** BEGIN Given text **

Up Close: Live from San Francisco is a live set of standards/cover songs recorded at the Empire Plush Room at The York Hotel in San Francisco. The concert was held for two weeks from December 4 to December 16, 2008. It was released as limited edition live album and DVD set in 2009 by singer Mary Wilson, former member of The Supremes.

Track listing
"Here's to Life" - cover of Shirley Horn song
"Smile"
"Body and Soul"
"I Believe in You and Me" - cover of The Four Tops song
"Spring Is Here" 
"Fields of Gold" - cover of Sting song
"I Remember You/The Girl from Ipanema/Mas Que Nada"
"New York State of Mind" - cover of Billy Joel song
"Don't Know Why" - cover of Norah Jones song
"My World Is Empty Without You" - cover of The Supremes song
"Tears in Heaven" - cover of Eric Clapton song
"I Am Changing" - from the Broadway play "Dreamgirls"

** END Given text **

**Short problem A:**
Set down the passage of the album text between "Up Close: Live" and "of The Supremes.", inclusive, word for word.
The album text and the records come from separate sources.

** BEGIN Supplied information **

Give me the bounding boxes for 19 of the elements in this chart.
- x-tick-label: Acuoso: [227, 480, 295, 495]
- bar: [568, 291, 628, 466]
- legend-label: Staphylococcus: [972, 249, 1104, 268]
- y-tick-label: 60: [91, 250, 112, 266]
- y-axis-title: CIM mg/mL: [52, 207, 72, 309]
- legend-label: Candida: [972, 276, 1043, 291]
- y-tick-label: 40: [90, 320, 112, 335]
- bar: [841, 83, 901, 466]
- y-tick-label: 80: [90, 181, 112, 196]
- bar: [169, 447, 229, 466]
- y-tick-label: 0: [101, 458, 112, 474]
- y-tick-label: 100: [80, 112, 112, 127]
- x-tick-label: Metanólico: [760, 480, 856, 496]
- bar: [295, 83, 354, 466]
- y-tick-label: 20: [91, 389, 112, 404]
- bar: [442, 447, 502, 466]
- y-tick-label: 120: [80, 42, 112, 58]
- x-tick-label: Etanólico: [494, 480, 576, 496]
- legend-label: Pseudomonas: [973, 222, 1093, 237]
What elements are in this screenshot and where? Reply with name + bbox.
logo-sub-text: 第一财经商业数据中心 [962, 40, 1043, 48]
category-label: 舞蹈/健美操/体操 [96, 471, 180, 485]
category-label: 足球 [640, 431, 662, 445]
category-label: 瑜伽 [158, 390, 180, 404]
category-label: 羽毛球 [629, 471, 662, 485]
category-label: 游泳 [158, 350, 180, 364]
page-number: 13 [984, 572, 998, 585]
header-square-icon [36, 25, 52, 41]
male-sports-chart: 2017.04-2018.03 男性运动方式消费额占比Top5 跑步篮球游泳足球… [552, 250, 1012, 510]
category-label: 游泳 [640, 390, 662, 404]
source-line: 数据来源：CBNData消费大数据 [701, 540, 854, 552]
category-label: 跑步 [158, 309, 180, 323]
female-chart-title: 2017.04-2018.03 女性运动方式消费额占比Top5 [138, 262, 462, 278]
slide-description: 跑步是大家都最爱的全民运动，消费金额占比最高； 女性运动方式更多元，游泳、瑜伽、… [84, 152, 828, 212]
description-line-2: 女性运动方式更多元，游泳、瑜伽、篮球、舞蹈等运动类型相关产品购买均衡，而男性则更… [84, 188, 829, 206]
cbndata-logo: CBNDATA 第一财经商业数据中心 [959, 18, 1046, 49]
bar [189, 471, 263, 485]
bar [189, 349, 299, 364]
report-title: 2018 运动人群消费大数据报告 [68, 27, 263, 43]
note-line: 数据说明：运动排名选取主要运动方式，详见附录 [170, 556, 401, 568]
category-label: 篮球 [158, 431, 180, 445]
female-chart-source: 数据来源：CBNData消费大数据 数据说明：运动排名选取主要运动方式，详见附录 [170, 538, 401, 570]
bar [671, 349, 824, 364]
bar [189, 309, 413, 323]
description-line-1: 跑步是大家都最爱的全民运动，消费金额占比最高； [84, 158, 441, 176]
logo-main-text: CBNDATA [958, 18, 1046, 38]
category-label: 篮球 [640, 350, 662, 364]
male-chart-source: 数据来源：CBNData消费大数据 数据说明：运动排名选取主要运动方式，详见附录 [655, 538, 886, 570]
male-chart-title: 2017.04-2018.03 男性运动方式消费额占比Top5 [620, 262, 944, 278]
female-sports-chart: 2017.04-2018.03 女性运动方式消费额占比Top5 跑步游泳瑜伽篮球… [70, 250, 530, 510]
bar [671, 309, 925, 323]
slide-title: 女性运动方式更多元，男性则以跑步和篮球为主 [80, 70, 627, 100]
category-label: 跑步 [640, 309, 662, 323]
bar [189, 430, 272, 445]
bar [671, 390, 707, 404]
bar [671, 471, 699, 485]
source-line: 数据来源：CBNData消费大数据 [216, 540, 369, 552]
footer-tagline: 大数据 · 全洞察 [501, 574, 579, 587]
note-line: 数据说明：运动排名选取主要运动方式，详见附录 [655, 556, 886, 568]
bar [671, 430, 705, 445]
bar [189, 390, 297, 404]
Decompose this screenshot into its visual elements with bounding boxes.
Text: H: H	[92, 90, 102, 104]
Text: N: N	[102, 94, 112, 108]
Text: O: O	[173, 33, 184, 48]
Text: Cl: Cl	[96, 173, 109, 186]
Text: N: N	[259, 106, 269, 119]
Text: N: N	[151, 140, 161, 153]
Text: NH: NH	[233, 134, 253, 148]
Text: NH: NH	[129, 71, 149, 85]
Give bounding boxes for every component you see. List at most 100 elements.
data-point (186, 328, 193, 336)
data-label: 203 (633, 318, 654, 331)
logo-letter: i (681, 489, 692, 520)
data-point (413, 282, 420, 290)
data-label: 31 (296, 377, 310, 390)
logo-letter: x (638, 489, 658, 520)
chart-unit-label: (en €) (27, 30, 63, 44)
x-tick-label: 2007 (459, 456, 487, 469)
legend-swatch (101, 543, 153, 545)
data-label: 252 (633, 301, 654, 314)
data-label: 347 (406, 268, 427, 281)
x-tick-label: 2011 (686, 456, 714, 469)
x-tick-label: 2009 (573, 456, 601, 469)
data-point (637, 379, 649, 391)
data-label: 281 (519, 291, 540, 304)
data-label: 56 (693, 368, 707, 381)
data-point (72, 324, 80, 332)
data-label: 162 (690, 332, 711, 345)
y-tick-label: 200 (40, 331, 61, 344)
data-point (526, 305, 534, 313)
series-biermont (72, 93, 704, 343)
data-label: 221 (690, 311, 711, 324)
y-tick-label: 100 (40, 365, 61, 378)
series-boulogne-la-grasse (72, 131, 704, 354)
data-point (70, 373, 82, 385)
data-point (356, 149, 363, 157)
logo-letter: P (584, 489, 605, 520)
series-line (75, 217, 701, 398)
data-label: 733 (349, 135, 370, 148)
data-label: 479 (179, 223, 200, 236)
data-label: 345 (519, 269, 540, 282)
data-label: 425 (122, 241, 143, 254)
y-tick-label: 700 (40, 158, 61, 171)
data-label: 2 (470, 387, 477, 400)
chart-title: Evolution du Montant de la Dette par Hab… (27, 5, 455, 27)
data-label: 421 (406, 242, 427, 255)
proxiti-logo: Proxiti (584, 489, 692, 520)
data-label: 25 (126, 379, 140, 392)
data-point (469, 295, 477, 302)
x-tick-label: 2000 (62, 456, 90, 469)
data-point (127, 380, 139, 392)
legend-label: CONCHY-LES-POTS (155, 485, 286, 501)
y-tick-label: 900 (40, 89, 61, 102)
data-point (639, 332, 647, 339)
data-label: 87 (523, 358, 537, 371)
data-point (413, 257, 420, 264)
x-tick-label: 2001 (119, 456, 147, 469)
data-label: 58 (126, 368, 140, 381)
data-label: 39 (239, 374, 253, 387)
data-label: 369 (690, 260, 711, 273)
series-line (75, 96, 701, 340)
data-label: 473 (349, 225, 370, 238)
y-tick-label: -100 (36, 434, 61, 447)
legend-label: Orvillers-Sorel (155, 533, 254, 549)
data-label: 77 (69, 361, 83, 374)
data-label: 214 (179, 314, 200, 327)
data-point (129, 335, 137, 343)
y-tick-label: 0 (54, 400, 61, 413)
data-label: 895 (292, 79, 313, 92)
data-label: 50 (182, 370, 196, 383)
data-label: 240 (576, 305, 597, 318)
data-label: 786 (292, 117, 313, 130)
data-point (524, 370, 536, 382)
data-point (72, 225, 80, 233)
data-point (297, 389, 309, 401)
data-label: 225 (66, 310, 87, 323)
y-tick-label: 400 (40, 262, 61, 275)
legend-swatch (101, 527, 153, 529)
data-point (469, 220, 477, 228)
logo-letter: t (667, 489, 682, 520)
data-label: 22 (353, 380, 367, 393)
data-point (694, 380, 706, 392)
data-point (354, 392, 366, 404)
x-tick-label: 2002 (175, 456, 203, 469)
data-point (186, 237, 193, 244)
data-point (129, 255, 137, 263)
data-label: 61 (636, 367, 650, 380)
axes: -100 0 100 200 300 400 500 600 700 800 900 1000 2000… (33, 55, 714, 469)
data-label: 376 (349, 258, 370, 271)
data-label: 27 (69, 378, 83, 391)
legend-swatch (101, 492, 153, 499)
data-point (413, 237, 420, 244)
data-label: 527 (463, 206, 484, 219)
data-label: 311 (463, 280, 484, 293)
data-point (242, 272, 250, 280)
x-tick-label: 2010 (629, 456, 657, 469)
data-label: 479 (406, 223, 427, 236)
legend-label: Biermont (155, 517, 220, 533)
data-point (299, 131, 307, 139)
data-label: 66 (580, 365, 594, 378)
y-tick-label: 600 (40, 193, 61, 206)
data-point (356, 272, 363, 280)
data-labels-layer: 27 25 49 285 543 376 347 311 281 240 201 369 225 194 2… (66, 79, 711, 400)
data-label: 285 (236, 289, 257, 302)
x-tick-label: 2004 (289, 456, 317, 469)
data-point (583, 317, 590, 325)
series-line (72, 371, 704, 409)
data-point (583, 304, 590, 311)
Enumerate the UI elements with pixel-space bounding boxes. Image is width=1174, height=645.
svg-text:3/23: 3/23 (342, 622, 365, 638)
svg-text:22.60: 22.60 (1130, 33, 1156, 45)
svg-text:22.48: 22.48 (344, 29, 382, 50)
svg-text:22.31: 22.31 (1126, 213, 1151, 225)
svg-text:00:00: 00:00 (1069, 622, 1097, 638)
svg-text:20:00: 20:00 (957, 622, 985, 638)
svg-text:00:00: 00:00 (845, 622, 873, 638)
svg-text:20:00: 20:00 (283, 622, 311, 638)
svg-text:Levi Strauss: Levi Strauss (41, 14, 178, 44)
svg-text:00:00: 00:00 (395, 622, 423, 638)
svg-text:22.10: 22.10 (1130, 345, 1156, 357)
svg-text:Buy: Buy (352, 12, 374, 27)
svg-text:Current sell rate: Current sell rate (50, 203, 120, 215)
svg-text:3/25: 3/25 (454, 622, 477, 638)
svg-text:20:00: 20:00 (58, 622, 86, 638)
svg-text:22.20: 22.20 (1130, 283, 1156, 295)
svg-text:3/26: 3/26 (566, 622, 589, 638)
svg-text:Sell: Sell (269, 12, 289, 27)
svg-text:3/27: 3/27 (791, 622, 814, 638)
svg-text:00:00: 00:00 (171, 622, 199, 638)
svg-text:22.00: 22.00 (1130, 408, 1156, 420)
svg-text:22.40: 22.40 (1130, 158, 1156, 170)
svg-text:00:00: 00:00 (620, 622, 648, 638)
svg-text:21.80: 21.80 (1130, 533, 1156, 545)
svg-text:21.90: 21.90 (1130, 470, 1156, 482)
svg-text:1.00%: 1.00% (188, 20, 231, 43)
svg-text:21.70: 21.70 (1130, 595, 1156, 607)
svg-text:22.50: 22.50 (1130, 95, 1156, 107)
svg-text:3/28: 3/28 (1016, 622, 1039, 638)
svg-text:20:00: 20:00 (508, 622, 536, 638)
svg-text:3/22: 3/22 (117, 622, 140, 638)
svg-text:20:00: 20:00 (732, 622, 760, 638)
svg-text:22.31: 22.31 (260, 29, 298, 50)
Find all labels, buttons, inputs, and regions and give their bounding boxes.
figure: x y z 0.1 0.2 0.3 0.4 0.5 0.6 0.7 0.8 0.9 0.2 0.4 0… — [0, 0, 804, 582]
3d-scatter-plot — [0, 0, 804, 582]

** END Supplied information **

**Short problem B:**
Count the lines of the records that contain the string "消费金额占比最高", and reply with the number alone.

**Complete output A:**
Up Close: Live from San Francisco is a live set of standards/cover songs recorded at the Empire Plush Room at The York Hotel in San Francisco. The concert was held for two weeks from December 4 to December 16, 2008. It was released as limited edition live album and DVD set in 2009 by singer Mary Wilson, former member of The Supremes.

**Complete output B:**
2